**Required work**
Write every entry out again exactly, please, and skip the pictures.

**Supplied entries**
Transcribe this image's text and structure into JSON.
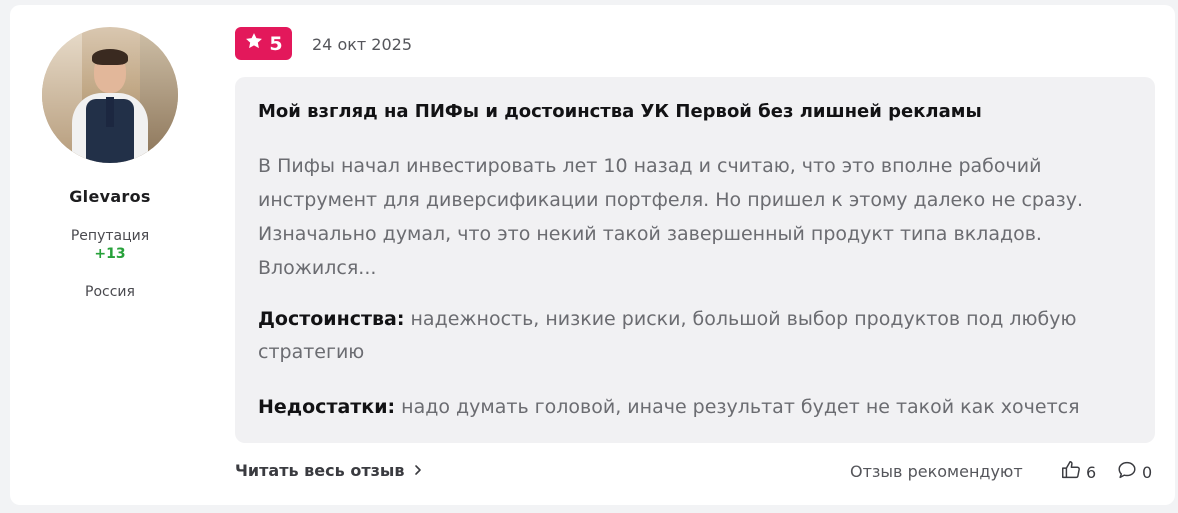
{
  "author": {
    "username": "Glevaros",
    "reputation_label": "Репутация",
    "reputation_value": "+13",
    "country": "Россия"
  },
  "review": {
    "rating": "5",
    "date": "24 окт 2025",
    "title": "Мой взгляд на ПИФы и достоинства УК Первой без лишней рекламы",
    "text": "В Пифы начал инвестировать лет 10 назад и считаю, что это вполне рабочий инструмент для диверсификации портфеля. Но пришел к этому далеко не сразу. Изначально думал, что это некий такой завершенный продукт типа вкладов. Вложился...",
    "pros_label": "Достоинства:",
    "pros_text": " надежность, низкие риски, большой выбор продуктов под любую стратегию",
    "cons_label": "Недостатки:",
    "cons_text": " надо думать головой, иначе результат будет не такой как хочется"
  },
  "footer": {
    "read_more": "Читать весь отзыв",
    "recommend_text": "Отзыв рекомендуют",
    "likes_count": "6",
    "comments_count": "0"
  },
  "colors": {
    "rating_badge": "#e3185b",
    "reputation": "#27a13a",
    "review_background": "#f1f1f3"
  },
  "icons": {
    "rating": "star-icon",
    "read_more": "chevron-right-icon",
    "likes": "thumbs-up-icon",
    "comments": "comment-icon"
  }
}
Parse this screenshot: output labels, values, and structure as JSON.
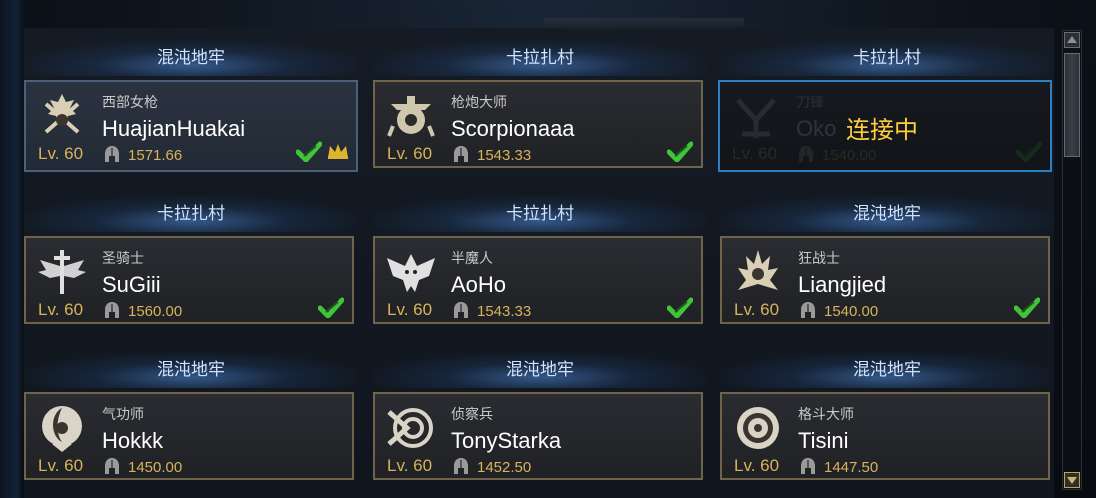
{
  "status": {
    "connecting_label": "连接中"
  },
  "colors": {
    "gold": "#d8b35a",
    "ready_green": "#3fc43a",
    "connecting_yellow": "#ffcf3a",
    "frame_gold": "#6f644a",
    "frame_blue": "#2f7fc0"
  },
  "slots": [
    {
      "room": "混沌地牢",
      "class": "西部女枪",
      "name": "HuajianHuakai",
      "level": "Lv. 60",
      "rating": "1571.66",
      "ready": true,
      "host": true,
      "emblem": "crossed-guns-emblem-icon"
    },
    {
      "room": "卡拉扎村",
      "class": "枪炮大师",
      "name": "Scorpionaaa",
      "level": "Lv. 60",
      "rating": "1543.33",
      "ready": true,
      "host": false,
      "emblem": "cannon-gear-emblem-icon"
    },
    {
      "room": "卡拉扎村",
      "class": "刀锋",
      "name": "Oko",
      "level": "Lv. 60",
      "rating": "1540.00",
      "ready": true,
      "host": false,
      "connecting": true,
      "emblem": "blade-emblem-icon"
    },
    {
      "room": "卡拉扎村",
      "class": "圣骑士",
      "name": "SuGiii",
      "level": "Lv. 60",
      "rating": "1560.00",
      "ready": true,
      "host": false,
      "emblem": "winged-sword-emblem-icon"
    },
    {
      "room": "卡拉扎村",
      "class": "半魔人",
      "name": "AoHo",
      "level": "Lv. 60",
      "rating": "1543.33",
      "ready": true,
      "host": false,
      "emblem": "demon-wings-emblem-icon"
    },
    {
      "room": "混沌地牢",
      "class": "狂战士",
      "name": "Liangjied",
      "level": "Lv. 60",
      "rating": "1540.00",
      "ready": true,
      "host": false,
      "emblem": "berserker-crest-emblem-icon"
    },
    {
      "room": "混沌地牢",
      "class": "气功师",
      "name": "Hokkk",
      "level": "Lv. 60",
      "rating": "1450.00",
      "ready": false,
      "host": false,
      "emblem": "qi-orb-emblem-icon"
    },
    {
      "room": "混沌地牢",
      "class": "侦察兵",
      "name": "TonyStarka",
      "level": "Lv. 60",
      "rating": "1452.50",
      "ready": false,
      "host": false,
      "emblem": "scout-target-emblem-icon"
    },
    {
      "room": "混沌地牢",
      "class": "格斗大师",
      "name": "Tisini",
      "level": "Lv. 60",
      "rating": "1447.50",
      "ready": false,
      "host": false,
      "emblem": "fist-medallion-emblem-icon"
    }
  ]
}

**Expected answer**
Transcribe this image's text and structure into JSON.
{
  "author": {
    "username": "Glevaros",
    "reputation_label": "Репутация",
    "reputation_value": "+13",
    "country": "Россия"
  },
  "review": {
    "rating": "5",
    "date": "24 окт 2025",
    "title": "Мой взгляд на ПИФы и достоинства УК Первой без лишней рекламы",
    "text": "В Пифы начал инвестировать лет 10 назад и считаю, что это вполне рабочий инструмент для диверсификации портфеля. Но пришел к этому далеко не сразу. Изначально думал, что это некий такой завершенный продукт типа вкладов. Вложился...",
    "pros_label": "Достоинства:",
    "pros_text": " надежность, низкие риски, большой выбор продуктов под любую стратегию",
    "cons_label": "Недостатки:",
    "cons_text": " надо думать головой, иначе результат будет не такой как хочется"
  },
  "footer": {
    "read_more": "Читать весь отзыв",
    "recommend_text": "Отзыв рекомендуют",
    "likes_count": "6",
    "comments_count": "0"
  },
  "colors": {
    "rating_badge": "#e3185b",
    "reputation": "#27a13a",
    "review_background": "#f1f1f3"
  },
  "icons": {
    "rating": "star-icon",
    "read_more": "chevron-right-icon",
    "likes": "thumbs-up-icon",
    "comments": "comment-icon"
  }
}
Parse this screenshot: output labels, values, and structure as JSON.
{
  "status": {
    "connecting_label": "连接中"
  },
  "colors": {
    "gold": "#d8b35a",
    "ready_green": "#3fc43a",
    "connecting_yellow": "#ffcf3a",
    "frame_gold": "#6f644a",
    "frame_blue": "#2f7fc0"
  },
  "slots": [
    {
      "room": "混沌地牢",
      "class": "西部女枪",
      "name": "HuajianHuakai",
      "level": "Lv. 60",
      "rating": "1571.66",
      "ready": true,
      "host": true,
      "emblem": "crossed-guns-emblem-icon"
    },
    {
      "room": "卡拉扎村",
      "class": "枪炮大师",
      "name": "Scorpionaaa",
      "level": "Lv. 60",
      "rating": "1543.33",
      "ready": true,
      "host": false,
      "emblem": "cannon-gear-emblem-icon"
    },
    {
      "room": "卡拉扎村",
      "class": "刀锋",
      "name": "Oko",
      "level": "Lv. 60",
      "rating": "1540.00",
      "ready": true,
      "host": false,
      "connecting": true,
      "emblem": "blade-emblem-icon"
    },
    {
      "room": "卡拉扎村",
      "class": "圣骑士",
      "name": "SuGiii",
      "level": "Lv. 60",
      "rating": "1560.00",
      "ready": true,
      "host": false,
      "emblem": "winged-sword-emblem-icon"
    },
    {
      "room": "卡拉扎村",
      "class": "半魔人",
      "name": "AoHo",
      "level": "Lv. 60",
      "rating": "1543.33",
      "ready": true,
      "host": false,
      "emblem": "demon-wings-emblem-icon"
    },
    {
      "room": "混沌地牢",
      "class": "狂战士",
      "name": "Liangjied",
      "level": "Lv. 60",
      "rating": "1540.00",
      "ready": true,
      "host": false,
      "emblem": "berserker-crest-emblem-icon"
    },
    {
      "room": "混沌地牢",
      "class": "气功师",
      "name": "Hokkk",
      "level": "Lv. 60",
      "rating": "1450.00",
      "ready": false,
      "host": false,
      "emblem": "qi-orb-emblem-icon"
    },
    {
      "room": "混沌地牢",
      "class": "侦察兵",
      "name": "TonyStarka",
      "level": "Lv. 60",
      "rating": "1452.50",
      "ready": false,
      "host": false,
      "emblem": "scout-target-emblem-icon"
    },
    {
      "room": "混沌地牢",
      "class": "格斗大师",
      "name": "Tisini",
      "level": "Lv. 60",
      "rating": "1447.50",
      "ready": false,
      "host": false,
      "emblem": "fist-medallion-emblem-icon"
    }
  ]
}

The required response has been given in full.